◆ GIVEN INSTRUCTION: Collect each line of the entries that holds the string "flags".

◆ STORED RECORDS:
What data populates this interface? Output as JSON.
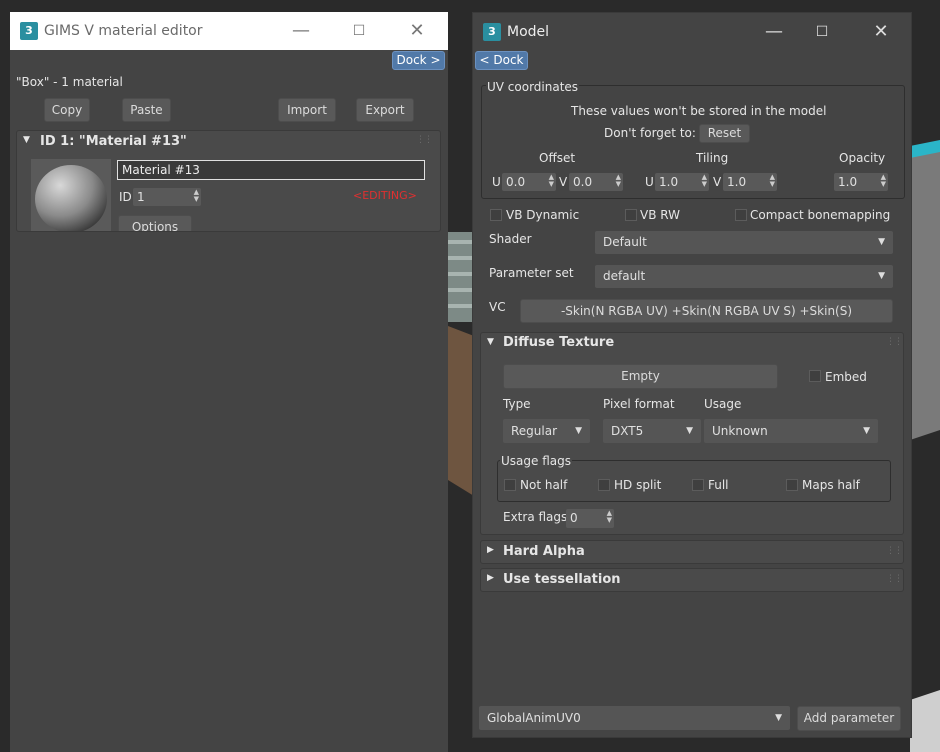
{
  "colors": {
    "accent_blue": "#5179a8",
    "editing_red": "#e03030",
    "window_bg": "#444444",
    "viewport_bg": "#2b2b2b"
  },
  "editor": {
    "title": "GIMS V material editor",
    "title_icon": "3",
    "dock_label": "Dock >",
    "summary": "\"Box\" - 1 material",
    "buttons": {
      "copy": "Copy",
      "paste": "Paste",
      "import": "Import",
      "export": "Export"
    },
    "material": {
      "header": "ID 1: \"Material #13\"",
      "name_value": "Material #13",
      "id_label": "ID",
      "id_value": "1",
      "editing": "<EDITING>",
      "options_label": "Options"
    }
  },
  "model": {
    "title": "Model",
    "title_icon": "3",
    "dock_label": "< Dock",
    "uv": {
      "group_label": "UV coordinates",
      "note": "These values won't be stored in the model",
      "forget": "Don't forget to:",
      "reset": "Reset",
      "offset_label": "Offset",
      "tiling_label": "Tiling",
      "opacity_label": "Opacity",
      "u_label": "U",
      "v_label": "V",
      "offset_u": "0.0",
      "offset_v": "0.0",
      "tiling_u": "1.0",
      "tiling_v": "1.0",
      "opacity": "1.0"
    },
    "checks": {
      "vb_dynamic": "VB Dynamic",
      "vb_rw": "VB RW",
      "compact": "Compact bonemapping"
    },
    "shader_label": "Shader",
    "shader_value": "Default",
    "paramset_label": "Parameter set",
    "paramset_value": "default",
    "vc_label": "VC",
    "vc_value": "-Skin(N RGBA UV) +Skin(N RGBA UV S) +Skin(S)",
    "diffuse": {
      "title": "Diffuse Texture",
      "empty_label": "Empty",
      "embed_label": "Embed",
      "type_label": "Type",
      "pixfmt_label": "Pixel format",
      "usage_label": "Usage",
      "type_value": "Regular",
      "pixfmt_value": "DXT5",
      "usage_value": "Unknown",
      "flags_label": "Usage flags",
      "flags": {
        "not_half": "Not half",
        "hd_split": "HD split",
        "full": "Full",
        "maps_half": "Maps half"
      },
      "extra_label": "Extra flags",
      "extra_value": "0"
    },
    "hard_alpha": "Hard Alpha",
    "tessellation": "Use tessellation",
    "bottom_select": "GlobalAnimUV0",
    "add_param": "Add parameter"
  }
}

◆ THE SOLUTION:
      "flags_label": "Usage flags",
      "flags": {
      "extra_label": "Extra flags",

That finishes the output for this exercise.